Stored entries
····················
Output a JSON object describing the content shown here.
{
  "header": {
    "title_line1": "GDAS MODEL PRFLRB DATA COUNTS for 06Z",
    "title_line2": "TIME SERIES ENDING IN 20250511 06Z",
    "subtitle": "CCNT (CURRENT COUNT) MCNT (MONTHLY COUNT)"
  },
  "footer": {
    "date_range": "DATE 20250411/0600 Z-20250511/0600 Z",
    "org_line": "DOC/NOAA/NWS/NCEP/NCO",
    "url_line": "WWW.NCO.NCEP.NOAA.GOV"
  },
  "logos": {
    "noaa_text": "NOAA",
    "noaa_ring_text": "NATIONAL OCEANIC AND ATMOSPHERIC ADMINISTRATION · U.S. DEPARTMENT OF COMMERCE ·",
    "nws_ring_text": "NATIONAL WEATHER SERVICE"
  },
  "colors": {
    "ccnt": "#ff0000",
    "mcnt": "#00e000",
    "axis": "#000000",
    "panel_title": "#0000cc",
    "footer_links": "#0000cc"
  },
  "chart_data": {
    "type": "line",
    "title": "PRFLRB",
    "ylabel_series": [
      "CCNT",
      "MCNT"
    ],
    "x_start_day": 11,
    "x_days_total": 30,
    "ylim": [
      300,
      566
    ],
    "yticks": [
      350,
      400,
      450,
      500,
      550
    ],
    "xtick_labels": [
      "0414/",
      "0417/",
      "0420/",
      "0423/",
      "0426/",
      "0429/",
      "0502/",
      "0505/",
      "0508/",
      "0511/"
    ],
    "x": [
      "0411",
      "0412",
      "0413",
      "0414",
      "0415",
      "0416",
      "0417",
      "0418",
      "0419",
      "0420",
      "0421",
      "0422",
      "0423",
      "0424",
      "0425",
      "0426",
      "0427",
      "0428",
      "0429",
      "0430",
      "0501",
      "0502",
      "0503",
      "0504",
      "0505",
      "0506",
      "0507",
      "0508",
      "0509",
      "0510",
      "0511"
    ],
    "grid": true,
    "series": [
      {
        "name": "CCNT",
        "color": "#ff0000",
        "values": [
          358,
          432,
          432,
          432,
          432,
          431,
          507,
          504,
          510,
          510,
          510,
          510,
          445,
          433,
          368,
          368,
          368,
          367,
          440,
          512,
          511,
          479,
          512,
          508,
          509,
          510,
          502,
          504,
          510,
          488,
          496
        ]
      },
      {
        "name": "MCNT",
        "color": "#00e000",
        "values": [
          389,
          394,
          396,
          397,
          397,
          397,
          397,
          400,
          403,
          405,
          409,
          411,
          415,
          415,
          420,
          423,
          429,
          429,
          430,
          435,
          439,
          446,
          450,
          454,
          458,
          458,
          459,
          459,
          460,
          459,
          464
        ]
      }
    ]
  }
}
····················
Exercise task
Retype the data exactly as given.

The response
Output a JSON object describing the content shown here.
{
  "header": {
    "title_line1": "GDAS MODEL PRFLRB DATA COUNTS for 06Z",
    "title_line2": "TIME SERIES ENDING IN 20250511 06Z",
    "subtitle": "CCNT (CURRENT COUNT) MCNT (MONTHLY COUNT)"
  },
  "footer": {
    "date_range": "DATE 20250411/0600 Z-20250511/0600 Z",
    "org_line": "DOC/NOAA/NWS/NCEP/NCO",
    "url_line": "WWW.NCO.NCEP.NOAA.GOV"
  },
  "logos": {
    "noaa_text": "NOAA",
    "noaa_ring_text": "NATIONAL OCEANIC AND ATMOSPHERIC ADMINISTRATION · U.S. DEPARTMENT OF COMMERCE ·",
    "nws_ring_text": "NATIONAL WEATHER SERVICE"
  },
  "colors": {
    "ccnt": "#ff0000",
    "mcnt": "#00e000",
    "axis": "#000000",
    "panel_title": "#0000cc",
    "footer_links": "#0000cc"
  },
  "chart_data": {
    "type": "line",
    "title": "PRFLRB",
    "ylabel_series": [
      "CCNT",
      "MCNT"
    ],
    "x_start_day": 11,
    "x_days_total": 30,
    "ylim": [
      300,
      566
    ],
    "yticks": [
      350,
      400,
      450,
      500,
      550
    ],
    "xtick_labels": [
      "0414/",
      "0417/",
      "0420/",
      "0423/",
      "0426/",
      "0429/",
      "0502/",
      "0505/",
      "0508/",
      "0511/"
    ],
    "x": [
      "0411",
      "0412",
      "0413",
      "0414",
      "0415",
      "0416",
      "0417",
      "0418",
      "0419",
      "0420",
      "0421",
      "0422",
      "0423",
      "0424",
      "0425",
      "0426",
      "0427",
      "0428",
      "0429",
      "0430",
      "0501",
      "0502",
      "0503",
      "0504",
      "0505",
      "0506",
      "0507",
      "0508",
      "0509",
      "0510",
      "0511"
    ],
    "grid": true,
    "series": [
      {
        "name": "CCNT",
        "color": "#ff0000",
        "values": [
          358,
          432,
          432,
          432,
          432,
          431,
          507,
          504,
          510,
          510,
          510,
          510,
          445,
          433,
          368,
          368,
          368,
          367,
          440,
          512,
          511,
          479,
          512,
          508,
          509,
          510,
          502,
          504,
          510,
          488,
          496
        ]
      },
      {
        "name": "MCNT",
        "color": "#00e000",
        "values": [
          389,
          394,
          396,
          397,
          397,
          397,
          397,
          400,
          403,
          405,
          409,
          411,
          415,
          415,
          420,
          423,
          429,
          429,
          430,
          435,
          439,
          446,
          450,
          454,
          458,
          458,
          459,
          459,
          460,
          459,
          464
        ]
      }
    ]
  }
}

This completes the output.